[Opening TEXT section]

Deals (w/e 2/6/26)

None of the following are announced deals. These are themes repeatedly showing up in recent reporting, earnings commentary, banker conversations, and capital-markets behavior.

PE Circling Honeywell’s Carve-Out Pipeline

There’s increasing chatter around Honeywell as it continues to rationalize its portfolio, with large-cap sponsors like Advent International and Bain Capital rumored to be more interested in individual business units than a whole-company play. The appeal isn’t growth for growth’s sake, it’s industrial software, controls, and aftermarket revenue streams that look dull inside a conglomerate multiple but very attractive once isolated. If something breaks here, expect complexity, transitional pain, and meaningful upside for whoever’s patient enough to untangle it.

Grocery-Anchored Retail Quietly Back on the Radar

As rate volatility calms down, grocery-anchored retail portfolios are quietly making the rounds again. Several large real-asset and PE platforms....names like Brookfield Asset Management and KKR keep coming up....are rumored to be looking at stabilized assets where foot traffic is real and leases actually get paid. This isn’t a growth story; it’s a basis story. When sponsors start sniffing around boring retail, they’re usually underwriting refinancing optionality, not reinvention.

There’s renewed talk of sponsor-to-sponsor exits in vertical SaaS, particularly in construction and industrial software. These aren’t loud auctions, they’re quiet conversations around businesses with solid ARR, slower post-COVID growth, and sponsors nearing the end of their patience. The rumored buyers are funds comfortable owning “boring software” where churn is low, customers don’t switch systems mid-project, and value creation is about pricing discipline and cost control, not hype.

[Closing TEXT section]
[Opening SUPPLIED MATERIAL section]

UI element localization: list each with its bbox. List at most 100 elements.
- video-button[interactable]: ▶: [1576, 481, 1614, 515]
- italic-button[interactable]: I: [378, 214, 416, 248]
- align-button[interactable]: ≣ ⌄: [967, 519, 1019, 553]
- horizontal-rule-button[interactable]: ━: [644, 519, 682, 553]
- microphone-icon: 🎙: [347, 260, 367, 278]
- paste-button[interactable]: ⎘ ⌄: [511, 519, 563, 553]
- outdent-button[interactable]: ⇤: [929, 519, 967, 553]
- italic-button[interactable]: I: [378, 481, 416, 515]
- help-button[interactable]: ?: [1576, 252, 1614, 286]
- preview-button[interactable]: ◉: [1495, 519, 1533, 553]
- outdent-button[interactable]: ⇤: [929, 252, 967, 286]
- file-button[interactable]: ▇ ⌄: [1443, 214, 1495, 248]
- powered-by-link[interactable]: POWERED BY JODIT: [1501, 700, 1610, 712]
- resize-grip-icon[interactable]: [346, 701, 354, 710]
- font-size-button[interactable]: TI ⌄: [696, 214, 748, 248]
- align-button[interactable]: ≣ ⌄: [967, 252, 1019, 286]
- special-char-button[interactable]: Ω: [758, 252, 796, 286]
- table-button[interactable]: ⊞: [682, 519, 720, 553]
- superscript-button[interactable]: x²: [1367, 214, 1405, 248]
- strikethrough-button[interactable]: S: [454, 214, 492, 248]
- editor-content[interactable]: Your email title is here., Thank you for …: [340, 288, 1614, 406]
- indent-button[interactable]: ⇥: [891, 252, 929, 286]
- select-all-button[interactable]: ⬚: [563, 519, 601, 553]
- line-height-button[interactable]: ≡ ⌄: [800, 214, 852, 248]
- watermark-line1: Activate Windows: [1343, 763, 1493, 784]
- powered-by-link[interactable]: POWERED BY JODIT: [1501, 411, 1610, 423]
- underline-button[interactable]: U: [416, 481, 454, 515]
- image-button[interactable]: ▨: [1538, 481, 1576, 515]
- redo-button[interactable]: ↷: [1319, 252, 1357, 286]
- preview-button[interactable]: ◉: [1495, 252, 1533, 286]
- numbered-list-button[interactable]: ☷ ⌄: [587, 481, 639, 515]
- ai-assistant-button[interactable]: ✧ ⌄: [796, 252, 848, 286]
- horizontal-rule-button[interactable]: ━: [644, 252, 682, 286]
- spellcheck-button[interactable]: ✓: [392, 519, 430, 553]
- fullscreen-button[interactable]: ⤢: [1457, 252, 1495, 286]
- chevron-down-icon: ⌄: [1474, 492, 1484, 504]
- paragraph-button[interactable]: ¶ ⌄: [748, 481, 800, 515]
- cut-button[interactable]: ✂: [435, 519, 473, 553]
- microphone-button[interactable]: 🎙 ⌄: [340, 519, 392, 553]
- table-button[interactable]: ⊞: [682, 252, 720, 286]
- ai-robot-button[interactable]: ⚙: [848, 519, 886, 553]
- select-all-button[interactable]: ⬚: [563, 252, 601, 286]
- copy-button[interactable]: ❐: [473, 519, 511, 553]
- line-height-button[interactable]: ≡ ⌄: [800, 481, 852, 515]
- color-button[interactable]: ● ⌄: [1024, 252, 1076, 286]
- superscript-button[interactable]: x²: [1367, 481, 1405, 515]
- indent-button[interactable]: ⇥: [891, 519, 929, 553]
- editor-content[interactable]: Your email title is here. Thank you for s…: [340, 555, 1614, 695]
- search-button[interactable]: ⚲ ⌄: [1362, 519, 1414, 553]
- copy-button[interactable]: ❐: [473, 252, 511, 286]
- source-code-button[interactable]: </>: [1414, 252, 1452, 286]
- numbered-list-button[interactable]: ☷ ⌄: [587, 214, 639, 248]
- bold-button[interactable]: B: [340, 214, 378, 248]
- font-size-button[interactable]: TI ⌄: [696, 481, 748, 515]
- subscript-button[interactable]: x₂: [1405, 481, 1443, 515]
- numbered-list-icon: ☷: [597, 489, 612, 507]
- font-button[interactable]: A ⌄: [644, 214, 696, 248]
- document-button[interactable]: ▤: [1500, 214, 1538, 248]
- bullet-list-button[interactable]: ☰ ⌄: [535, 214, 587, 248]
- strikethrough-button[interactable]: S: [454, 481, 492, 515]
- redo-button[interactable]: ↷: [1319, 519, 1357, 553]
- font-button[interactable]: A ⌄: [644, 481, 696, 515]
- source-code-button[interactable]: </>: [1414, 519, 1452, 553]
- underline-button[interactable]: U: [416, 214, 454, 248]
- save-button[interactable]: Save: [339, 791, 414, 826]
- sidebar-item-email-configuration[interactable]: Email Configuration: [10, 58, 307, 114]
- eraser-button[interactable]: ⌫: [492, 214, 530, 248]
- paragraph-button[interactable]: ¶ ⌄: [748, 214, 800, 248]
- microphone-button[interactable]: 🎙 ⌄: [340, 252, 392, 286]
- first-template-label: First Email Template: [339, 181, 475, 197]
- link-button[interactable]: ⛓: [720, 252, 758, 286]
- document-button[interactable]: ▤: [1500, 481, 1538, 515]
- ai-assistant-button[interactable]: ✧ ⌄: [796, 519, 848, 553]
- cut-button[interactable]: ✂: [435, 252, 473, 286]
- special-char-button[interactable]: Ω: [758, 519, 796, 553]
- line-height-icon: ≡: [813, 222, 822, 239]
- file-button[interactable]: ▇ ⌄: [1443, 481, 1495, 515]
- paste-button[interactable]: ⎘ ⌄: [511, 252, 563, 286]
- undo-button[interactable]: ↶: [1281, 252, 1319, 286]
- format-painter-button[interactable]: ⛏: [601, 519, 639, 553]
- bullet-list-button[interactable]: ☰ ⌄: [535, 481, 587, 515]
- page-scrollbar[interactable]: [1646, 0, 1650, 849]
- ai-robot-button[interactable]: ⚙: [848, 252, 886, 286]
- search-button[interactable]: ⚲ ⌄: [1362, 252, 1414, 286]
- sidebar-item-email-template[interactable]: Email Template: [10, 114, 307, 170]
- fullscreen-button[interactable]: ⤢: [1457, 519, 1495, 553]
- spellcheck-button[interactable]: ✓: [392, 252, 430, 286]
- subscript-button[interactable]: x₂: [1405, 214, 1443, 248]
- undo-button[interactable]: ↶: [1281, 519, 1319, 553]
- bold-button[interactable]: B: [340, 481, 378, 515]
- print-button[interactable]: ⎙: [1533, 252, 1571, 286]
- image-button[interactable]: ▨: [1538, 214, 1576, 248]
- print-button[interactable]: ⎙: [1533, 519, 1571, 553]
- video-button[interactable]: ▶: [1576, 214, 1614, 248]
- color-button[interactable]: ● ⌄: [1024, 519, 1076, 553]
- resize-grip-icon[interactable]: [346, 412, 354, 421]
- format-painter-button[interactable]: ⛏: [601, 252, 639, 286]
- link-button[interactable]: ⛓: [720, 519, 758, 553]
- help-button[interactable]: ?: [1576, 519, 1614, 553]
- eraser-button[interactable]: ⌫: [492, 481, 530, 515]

[Closing SUPPLIED MATERIAL section]

EXERCISE 1:
From the deals roundup, reproduce the passage that opens with the words containing "None of the" and closes with "and capital-markets behavior.".
EXERCISE 2:
Name every company that the deals roundup mentions by name.
EXERCISE 3:
Continue the deals roundup from where it stops.

REPLY 1:
None of the following are announced deals. These are themes repeatedly showing up in recent reporting, earnings commentary, banker conversations, and capital-markets behavior.

REPLY 2:
Honeywell, Advent International, Bain Capital, Brookfield Asset Management, KKR

REPLY 3:
Private Credit Lining Up Loan-to-Own Scenarios

Private credit firms are increasingly rumored to be modeling outright control outcomes, not just restructurings. Platforms like Apollo Global Management and Ares Management are widely believed to be preparing for situations where equity quietly hands over the keys rather than refinancing at punitive terms. These won’t look like traditional buyouts, they’ll surface as “ownership transitions” after capital structures finally give up the ghost.

Founder-Owned Consumer Brands Testing the Water

A steady stream of founder-owned consumer brands, particularly in food, beverage, and personal care, are rumored to be taking informal PE meetings without launching full processes. This isn’t about chasing growth capital; it’s about fatigue. These businesses survived COVID, inflation, and supply-chain chaos, and founders want liquidity without selling to strategics who’ll strip the brand for parts. If deals emerge here, expect smaller checks, lighter leverage, and an outsized focus on keeping founders emotionally intact.

Worth noting: last week was light on any significant, clearly announced private-equity deals. When the tape goes quiet, the subtext usually matters more than the headlines.